◆ **PROBLEM DESCRIPTION**: Extract every record, keeping each one exactly as it is.

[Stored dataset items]
☆ ☆ ☆ ☆ ☆ ☆ ☆

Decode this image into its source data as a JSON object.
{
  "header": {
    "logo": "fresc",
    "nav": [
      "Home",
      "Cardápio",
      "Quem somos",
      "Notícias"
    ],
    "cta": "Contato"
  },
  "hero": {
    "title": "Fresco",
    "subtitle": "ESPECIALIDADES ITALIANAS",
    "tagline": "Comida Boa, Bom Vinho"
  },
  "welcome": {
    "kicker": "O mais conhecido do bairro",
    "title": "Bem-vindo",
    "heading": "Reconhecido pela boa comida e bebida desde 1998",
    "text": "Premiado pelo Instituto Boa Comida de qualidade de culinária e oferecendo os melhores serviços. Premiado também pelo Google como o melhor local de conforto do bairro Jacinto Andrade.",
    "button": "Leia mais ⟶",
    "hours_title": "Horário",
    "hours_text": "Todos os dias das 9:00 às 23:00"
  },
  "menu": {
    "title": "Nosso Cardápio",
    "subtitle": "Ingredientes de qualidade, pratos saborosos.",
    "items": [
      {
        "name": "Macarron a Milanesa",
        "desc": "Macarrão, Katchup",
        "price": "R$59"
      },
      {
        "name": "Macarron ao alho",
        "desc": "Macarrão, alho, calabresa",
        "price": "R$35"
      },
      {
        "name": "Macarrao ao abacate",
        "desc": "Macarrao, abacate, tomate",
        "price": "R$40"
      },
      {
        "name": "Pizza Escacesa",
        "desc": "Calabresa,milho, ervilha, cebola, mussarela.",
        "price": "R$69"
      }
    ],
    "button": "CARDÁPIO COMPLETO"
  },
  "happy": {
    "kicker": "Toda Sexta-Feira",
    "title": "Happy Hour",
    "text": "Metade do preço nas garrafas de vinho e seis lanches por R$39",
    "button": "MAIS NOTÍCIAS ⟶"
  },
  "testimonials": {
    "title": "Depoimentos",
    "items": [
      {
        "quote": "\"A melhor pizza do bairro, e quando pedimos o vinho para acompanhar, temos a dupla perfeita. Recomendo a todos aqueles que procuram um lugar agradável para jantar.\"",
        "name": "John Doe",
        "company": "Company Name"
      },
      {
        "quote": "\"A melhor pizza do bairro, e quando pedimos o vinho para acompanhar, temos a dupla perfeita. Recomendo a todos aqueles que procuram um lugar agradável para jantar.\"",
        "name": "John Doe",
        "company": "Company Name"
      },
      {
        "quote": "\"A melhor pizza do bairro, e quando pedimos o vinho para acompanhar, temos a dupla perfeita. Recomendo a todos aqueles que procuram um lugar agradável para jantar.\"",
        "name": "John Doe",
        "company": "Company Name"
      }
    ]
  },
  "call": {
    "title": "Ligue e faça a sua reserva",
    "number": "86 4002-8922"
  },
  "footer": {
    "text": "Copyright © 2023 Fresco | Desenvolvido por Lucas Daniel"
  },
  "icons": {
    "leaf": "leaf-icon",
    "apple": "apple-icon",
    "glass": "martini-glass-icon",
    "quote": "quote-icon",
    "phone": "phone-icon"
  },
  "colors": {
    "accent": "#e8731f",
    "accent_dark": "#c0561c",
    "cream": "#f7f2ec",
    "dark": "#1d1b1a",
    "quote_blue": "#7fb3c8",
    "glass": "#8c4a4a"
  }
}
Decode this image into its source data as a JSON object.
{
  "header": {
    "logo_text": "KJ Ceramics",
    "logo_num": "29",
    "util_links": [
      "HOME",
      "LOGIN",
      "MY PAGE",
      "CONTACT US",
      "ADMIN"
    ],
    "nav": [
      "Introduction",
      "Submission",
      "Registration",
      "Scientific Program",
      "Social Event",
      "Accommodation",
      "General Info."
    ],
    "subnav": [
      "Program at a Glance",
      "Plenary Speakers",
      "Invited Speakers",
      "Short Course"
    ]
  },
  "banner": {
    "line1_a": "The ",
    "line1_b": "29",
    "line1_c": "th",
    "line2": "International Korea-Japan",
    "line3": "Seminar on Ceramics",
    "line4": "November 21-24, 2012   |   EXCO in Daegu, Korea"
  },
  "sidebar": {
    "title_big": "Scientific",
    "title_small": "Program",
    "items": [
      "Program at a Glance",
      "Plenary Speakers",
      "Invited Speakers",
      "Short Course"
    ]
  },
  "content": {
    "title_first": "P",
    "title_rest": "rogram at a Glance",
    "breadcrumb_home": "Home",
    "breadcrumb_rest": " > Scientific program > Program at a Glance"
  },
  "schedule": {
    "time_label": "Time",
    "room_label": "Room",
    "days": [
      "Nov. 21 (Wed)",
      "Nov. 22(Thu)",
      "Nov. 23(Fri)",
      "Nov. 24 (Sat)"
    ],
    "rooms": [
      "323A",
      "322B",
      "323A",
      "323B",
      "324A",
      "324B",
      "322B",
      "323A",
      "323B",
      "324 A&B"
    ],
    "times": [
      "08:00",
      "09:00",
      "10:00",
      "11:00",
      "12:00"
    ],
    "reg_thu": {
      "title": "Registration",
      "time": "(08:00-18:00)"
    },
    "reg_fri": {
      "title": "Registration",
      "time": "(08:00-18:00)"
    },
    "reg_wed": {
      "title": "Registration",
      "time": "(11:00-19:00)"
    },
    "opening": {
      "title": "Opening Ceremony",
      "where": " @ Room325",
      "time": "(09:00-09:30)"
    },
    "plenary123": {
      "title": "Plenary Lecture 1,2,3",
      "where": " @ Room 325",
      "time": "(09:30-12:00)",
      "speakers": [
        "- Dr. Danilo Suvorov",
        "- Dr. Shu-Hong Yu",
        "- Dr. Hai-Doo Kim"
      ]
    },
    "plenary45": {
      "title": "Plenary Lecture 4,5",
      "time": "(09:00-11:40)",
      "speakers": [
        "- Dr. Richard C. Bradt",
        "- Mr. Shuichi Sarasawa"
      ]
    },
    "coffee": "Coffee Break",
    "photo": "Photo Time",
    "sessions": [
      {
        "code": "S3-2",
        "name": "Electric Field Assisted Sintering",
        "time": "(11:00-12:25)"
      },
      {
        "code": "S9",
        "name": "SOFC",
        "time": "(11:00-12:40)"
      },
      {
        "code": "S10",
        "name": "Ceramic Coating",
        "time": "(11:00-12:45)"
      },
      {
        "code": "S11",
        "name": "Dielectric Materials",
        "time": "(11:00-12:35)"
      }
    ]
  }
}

☆ ☆ ☆ ☆ ☆ ☆ ☆

◆ **FULL RESPONSE**:
Decode this image into its source data as a JSON object.
{
  "header": {
    "logo": "fresc",
    "nav": [
      "Home",
      "Cardápio",
      "Quem somos",
      "Notícias"
    ],
    "cta": "Contato"
  },
  "hero": {
    "title": "Fresco",
    "subtitle": "ESPECIALIDADES ITALIANAS",
    "tagline": "Comida Boa, Bom Vinho"
  },
  "welcome": {
    "kicker": "O mais conhecido do bairro",
    "title": "Bem-vindo",
    "heading": "Reconhecido pela boa comida e bebida desde 1998",
    "text": "Premiado pelo Instituto Boa Comida de qualidade de culinária e oferecendo os melhores serviços. Premiado também pelo Google como o melhor local de conforto do bairro Jacinto Andrade.",
    "button": "Leia mais ⟶",
    "hours_title": "Horário",
    "hours_text": "Todos os dias das 9:00 às 23:00"
  },
  "menu": {
    "title": "Nosso Cardápio",
    "subtitle": "Ingredientes de qualidade, pratos saborosos.",
    "items": [
      {
        "name": "Macarron a Milanesa",
        "desc": "Macarrão, Katchup",
        "price": "R$59"
      },
      {
        "name": "Macarron ao alho",
        "desc": "Macarrão, alho, calabresa",
        "price": "R$35"
      },
      {
        "name": "Macarrao ao abacate",
        "desc": "Macarrao, abacate, tomate",
        "price": "R$40"
      },
      {
        "name": "Pizza Escacesa",
        "desc": "Calabresa,milho, ervilha, cebola, mussarela.",
        "price": "R$69"
      }
    ],
    "button": "CARDÁPIO COMPLETO"
  },
  "happy": {
    "kicker": "Toda Sexta-Feira",
    "title": "Happy Hour",
    "text": "Metade do preço nas garrafas de vinho e seis lanches por R$39",
    "button": "MAIS NOTÍCIAS ⟶"
  },
  "testimonials": {
    "title": "Depoimentos",
    "items": [
      {
        "quote": "\"A melhor pizza do bairro, e quando pedimos o vinho para acompanhar, temos a dupla perfeita. Recomendo a todos aqueles que procuram um lugar agradável para jantar.\"",
        "name": "John Doe",
        "company": "Company Name"
      },
      {
        "quote": "\"A melhor pizza do bairro, e quando pedimos o vinho para acompanhar, temos a dupla perfeita. Recomendo a todos aqueles que procuram um lugar agradável para jantar.\"",
        "name": "John Doe",
        "company": "Company Name"
      },
      {
        "quote": "\"A melhor pizza do bairro, e quando pedimos o vinho para acompanhar, temos a dupla perfeita. Recomendo a todos aqueles que procuram um lugar agradável para jantar.\"",
        "name": "John Doe",
        "company": "Company Name"
      }
    ]
  },
  "call": {
    "title": "Ligue e faça a sua reserva",
    "number": "86 4002-8922"
  },
  "footer": {
    "text": "Copyright © 2023 Fresco | Desenvolvido por Lucas Daniel"
  },
  "icons": {
    "leaf": "leaf-icon",
    "apple": "apple-icon",
    "glass": "martini-glass-icon",
    "quote": "quote-icon",
    "phone": "phone-icon"
  },
  "colors": {
    "accent": "#e8731f",
    "accent_dark": "#c0561c",
    "cream": "#f7f2ec",
    "dark": "#1d1b1a",
    "quote_blue": "#7fb3c8",
    "glass": "#8c4a4a"
  }
}
Decode this image into its source data as a JSON object.
{
  "header": {
    "logo_text": "KJ Ceramics",
    "logo_num": "29",
    "util_links": [
      "HOME",
      "LOGIN",
      "MY PAGE",
      "CONTACT US",
      "ADMIN"
    ],
    "nav": [
      "Introduction",
      "Submission",
      "Registration",
      "Scientific Program",
      "Social Event",
      "Accommodation",
      "General Info."
    ],
    "subnav": [
      "Program at a Glance",
      "Plenary Speakers",
      "Invited Speakers",
      "Short Course"
    ]
  },
  "banner": {
    "line1_a": "The ",
    "line1_b": "29",
    "line1_c": "th",
    "line2": "International Korea-Japan",
    "line3": "Seminar on Ceramics",
    "line4": "November 21-24, 2012   |   EXCO in Daegu, Korea"
  },
  "sidebar": {
    "title_big": "Scientific",
    "title_small": "Program",
    "items": [
      "Program at a Glance",
      "Plenary Speakers",
      "Invited Speakers",
      "Short Course"
    ]
  },
  "content": {
    "title_first": "P",
    "title_rest": "rogram at a Glance",
    "breadcrumb_home": "Home",
    "breadcrumb_rest": " > Scientific program > Program at a Glance"
  },
  "schedule": {
    "time_label": "Time",
    "room_label": "Room",
    "days": [
      "Nov. 21 (Wed)",
      "Nov. 22(Thu)",
      "Nov. 23(Fri)",
      "Nov. 24 (Sat)"
    ],
    "rooms": [
      "323A",
      "322B",
      "323A",
      "323B",
      "324A",
      "324B",
      "322B",
      "323A",
      "323B",
      "324 A&B"
    ],
    "times": [
      "08:00",
      "09:00",
      "10:00",
      "11:00",
      "12:00"
    ],
    "reg_thu": {
      "title": "Registration",
      "time": "(08:00-18:00)"
    },
    "reg_fri": {
      "title": "Registration",
      "time": "(08:00-18:00)"
    },
    "reg_wed": {
      "title": "Registration",
      "time": "(11:00-19:00)"
    },
    "opening": {
      "title": "Opening Ceremony",
      "where": " @ Room325",
      "time": "(09:00-09:30)"
    },
    "plenary123": {
      "title": "Plenary Lecture 1,2,3",
      "where": " @ Room 325",
      "time": "(09:30-12:00)",
      "speakers": [
        "- Dr. Danilo Suvorov",
        "- Dr. Shu-Hong Yu",
        "- Dr. Hai-Doo Kim"
      ]
    },
    "plenary45": {
      "title": "Plenary Lecture 4,5",
      "time": "(09:00-11:40)",
      "speakers": [
        "- Dr. Richard C. Bradt",
        "- Mr. Shuichi Sarasawa"
      ]
    },
    "coffee": "Coffee Break",
    "photo": "Photo Time",
    "sessions": [
      {
        "code": "S3-2",
        "name": "Electric Field Assisted Sintering",
        "time": "(11:00-12:25)"
      },
      {
        "code": "S9",
        "name": "SOFC",
        "time": "(11:00-12:40)"
      },
      {
        "code": "S10",
        "name": "Ceramic Coating",
        "time": "(11:00-12:45)"
      },
      {
        "code": "S11",
        "name": "Dielectric Materials",
        "time": "(11:00-12:35)"
      }
    ]
  }
}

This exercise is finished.